>> START Supplied records
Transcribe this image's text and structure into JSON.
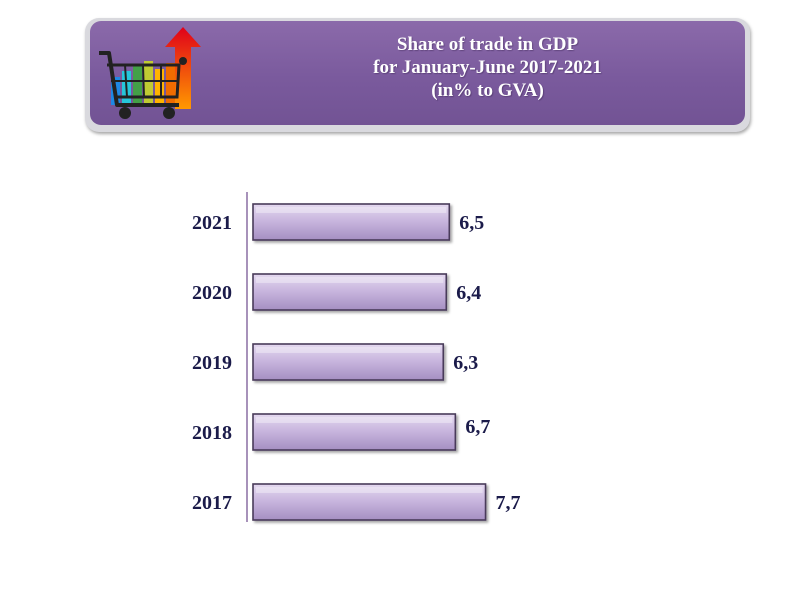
{
  "header": {
    "title_lines": [
      "Share of trade in GDP",
      "for January-June 2017-2021",
      "(in% to GVA)"
    ]
  },
  "logo": {
    "icon": "shopping-cart-growth-icon"
  },
  "colors": {
    "header_bg": "#7a5a9d",
    "bar_fill": "#c7b6dd",
    "bar_border": "#4a3a5a",
    "label_text": "#1b1b4a",
    "axis_line": "#6d4a8c"
  },
  "chart_data": {
    "type": "bar",
    "orientation": "horizontal",
    "title": "Share of trade in GDP for January-June 2017-2021 (in% to GVA)",
    "categories": [
      "2021",
      "2020",
      "2019",
      "2018",
      "2017"
    ],
    "values": [
      6.5,
      6.4,
      6.3,
      6.7,
      7.7
    ],
    "value_labels": [
      "6,5",
      "6,4",
      "6,3",
      "6,7",
      "7,7"
    ],
    "xlabel": "",
    "ylabel": "",
    "grid": false,
    "legend": "none"
  }
}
>> END Supplied records
**Task prompt:** Leave the pictures out and reproduce each record exactly as written.

**Answer in full:**
Transcribe this image's text and structure into JSON.
{
  "header": {
    "title_lines": [
      "Share of trade in GDP",
      "for January-June 2017-2021",
      "(in% to GVA)"
    ]
  },
  "logo": {
    "icon": "shopping-cart-growth-icon"
  },
  "colors": {
    "header_bg": "#7a5a9d",
    "bar_fill": "#c7b6dd",
    "bar_border": "#4a3a5a",
    "label_text": "#1b1b4a",
    "axis_line": "#6d4a8c"
  },
  "chart_data": {
    "type": "bar",
    "orientation": "horizontal",
    "title": "Share of trade in GDP for January-June 2017-2021 (in% to GVA)",
    "categories": [
      "2021",
      "2020",
      "2019",
      "2018",
      "2017"
    ],
    "values": [
      6.5,
      6.4,
      6.3,
      6.7,
      7.7
    ],
    "value_labels": [
      "6,5",
      "6,4",
      "6,3",
      "6,7",
      "7,7"
    ],
    "xlabel": "",
    "ylabel": "",
    "grid": false,
    "legend": "none"
  }
}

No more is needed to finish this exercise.